BEGIN STORED ROWS
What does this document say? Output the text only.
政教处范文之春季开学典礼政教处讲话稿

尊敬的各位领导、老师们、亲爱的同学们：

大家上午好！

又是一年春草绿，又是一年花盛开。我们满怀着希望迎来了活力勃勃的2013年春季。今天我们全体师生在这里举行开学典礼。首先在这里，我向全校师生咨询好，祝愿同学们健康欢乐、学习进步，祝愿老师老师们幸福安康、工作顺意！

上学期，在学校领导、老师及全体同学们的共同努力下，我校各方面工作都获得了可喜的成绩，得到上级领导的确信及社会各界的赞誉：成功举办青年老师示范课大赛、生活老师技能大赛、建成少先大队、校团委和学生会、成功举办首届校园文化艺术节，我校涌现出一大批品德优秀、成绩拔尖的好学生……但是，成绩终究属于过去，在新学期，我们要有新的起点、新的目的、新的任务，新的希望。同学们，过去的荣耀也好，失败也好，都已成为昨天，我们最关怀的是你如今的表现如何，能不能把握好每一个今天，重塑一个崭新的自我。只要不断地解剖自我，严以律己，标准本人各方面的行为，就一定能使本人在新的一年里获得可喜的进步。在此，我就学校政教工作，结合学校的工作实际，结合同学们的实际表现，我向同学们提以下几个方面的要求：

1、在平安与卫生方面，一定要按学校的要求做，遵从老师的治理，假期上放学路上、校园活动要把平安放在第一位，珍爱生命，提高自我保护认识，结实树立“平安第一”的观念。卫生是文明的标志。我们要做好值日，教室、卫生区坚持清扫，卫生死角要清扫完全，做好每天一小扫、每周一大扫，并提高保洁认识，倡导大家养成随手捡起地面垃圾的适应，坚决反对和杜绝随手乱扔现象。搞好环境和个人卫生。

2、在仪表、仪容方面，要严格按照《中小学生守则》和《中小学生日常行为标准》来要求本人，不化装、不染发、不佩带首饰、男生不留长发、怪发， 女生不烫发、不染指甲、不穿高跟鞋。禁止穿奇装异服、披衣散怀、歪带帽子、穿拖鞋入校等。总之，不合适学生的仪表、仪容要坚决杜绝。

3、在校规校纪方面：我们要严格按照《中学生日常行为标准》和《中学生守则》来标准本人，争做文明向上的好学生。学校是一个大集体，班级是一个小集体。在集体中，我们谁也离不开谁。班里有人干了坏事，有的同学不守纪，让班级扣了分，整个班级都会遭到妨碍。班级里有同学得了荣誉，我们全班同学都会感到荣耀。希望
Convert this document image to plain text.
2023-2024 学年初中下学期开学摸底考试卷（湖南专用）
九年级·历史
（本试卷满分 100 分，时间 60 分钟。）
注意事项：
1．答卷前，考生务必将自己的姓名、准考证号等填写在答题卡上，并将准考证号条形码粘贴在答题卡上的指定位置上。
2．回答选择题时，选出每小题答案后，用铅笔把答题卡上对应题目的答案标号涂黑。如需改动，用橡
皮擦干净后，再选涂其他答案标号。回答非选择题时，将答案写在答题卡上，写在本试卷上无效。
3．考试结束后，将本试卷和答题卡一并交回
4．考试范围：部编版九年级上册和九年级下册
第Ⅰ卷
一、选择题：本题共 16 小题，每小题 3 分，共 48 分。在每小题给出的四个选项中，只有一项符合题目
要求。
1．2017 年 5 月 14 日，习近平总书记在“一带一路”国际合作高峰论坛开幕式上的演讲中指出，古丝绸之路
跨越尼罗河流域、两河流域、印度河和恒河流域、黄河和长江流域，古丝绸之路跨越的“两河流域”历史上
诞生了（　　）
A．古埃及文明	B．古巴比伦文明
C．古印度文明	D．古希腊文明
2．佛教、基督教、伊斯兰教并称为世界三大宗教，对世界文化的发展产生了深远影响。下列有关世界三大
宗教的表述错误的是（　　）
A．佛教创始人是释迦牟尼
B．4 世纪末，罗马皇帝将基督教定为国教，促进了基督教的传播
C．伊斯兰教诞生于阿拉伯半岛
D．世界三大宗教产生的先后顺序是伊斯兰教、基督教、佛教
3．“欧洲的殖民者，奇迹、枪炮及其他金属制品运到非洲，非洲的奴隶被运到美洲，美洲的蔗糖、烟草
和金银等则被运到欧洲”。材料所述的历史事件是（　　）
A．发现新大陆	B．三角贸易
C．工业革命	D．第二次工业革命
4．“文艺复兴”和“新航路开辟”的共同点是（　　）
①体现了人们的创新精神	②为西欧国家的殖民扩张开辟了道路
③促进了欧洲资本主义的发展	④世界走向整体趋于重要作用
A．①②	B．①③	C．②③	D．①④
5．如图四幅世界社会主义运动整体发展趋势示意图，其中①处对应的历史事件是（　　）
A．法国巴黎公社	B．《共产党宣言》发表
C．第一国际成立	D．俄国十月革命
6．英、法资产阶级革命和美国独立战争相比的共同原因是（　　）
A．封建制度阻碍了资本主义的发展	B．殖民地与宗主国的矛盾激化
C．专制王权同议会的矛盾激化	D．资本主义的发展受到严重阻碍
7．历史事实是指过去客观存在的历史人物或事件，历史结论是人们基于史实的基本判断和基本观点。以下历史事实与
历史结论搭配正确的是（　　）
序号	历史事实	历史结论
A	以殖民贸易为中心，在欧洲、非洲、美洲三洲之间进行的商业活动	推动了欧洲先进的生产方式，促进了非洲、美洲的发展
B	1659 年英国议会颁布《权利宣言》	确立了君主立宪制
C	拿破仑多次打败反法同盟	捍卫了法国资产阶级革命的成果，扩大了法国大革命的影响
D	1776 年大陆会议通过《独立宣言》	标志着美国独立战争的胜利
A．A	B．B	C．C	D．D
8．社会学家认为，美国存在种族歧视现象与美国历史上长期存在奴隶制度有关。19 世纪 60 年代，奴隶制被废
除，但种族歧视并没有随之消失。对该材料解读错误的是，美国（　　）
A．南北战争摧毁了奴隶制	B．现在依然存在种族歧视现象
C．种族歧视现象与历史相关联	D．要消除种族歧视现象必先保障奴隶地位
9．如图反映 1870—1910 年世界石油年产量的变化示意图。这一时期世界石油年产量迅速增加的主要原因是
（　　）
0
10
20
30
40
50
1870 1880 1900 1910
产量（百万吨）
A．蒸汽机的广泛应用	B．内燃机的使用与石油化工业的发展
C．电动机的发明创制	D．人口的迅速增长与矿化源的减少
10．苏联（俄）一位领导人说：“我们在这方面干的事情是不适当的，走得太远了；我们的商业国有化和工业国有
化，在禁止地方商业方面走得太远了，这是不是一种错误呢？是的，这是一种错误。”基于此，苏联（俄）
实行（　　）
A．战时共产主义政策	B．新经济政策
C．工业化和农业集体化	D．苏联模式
END STORED ROWS
* TASK OBJECTIVE:
Look through the records and gather every line containing "document".

* EXERCISE RESULT:
What does this document say? Output the text only.
Convert this document image to plain text.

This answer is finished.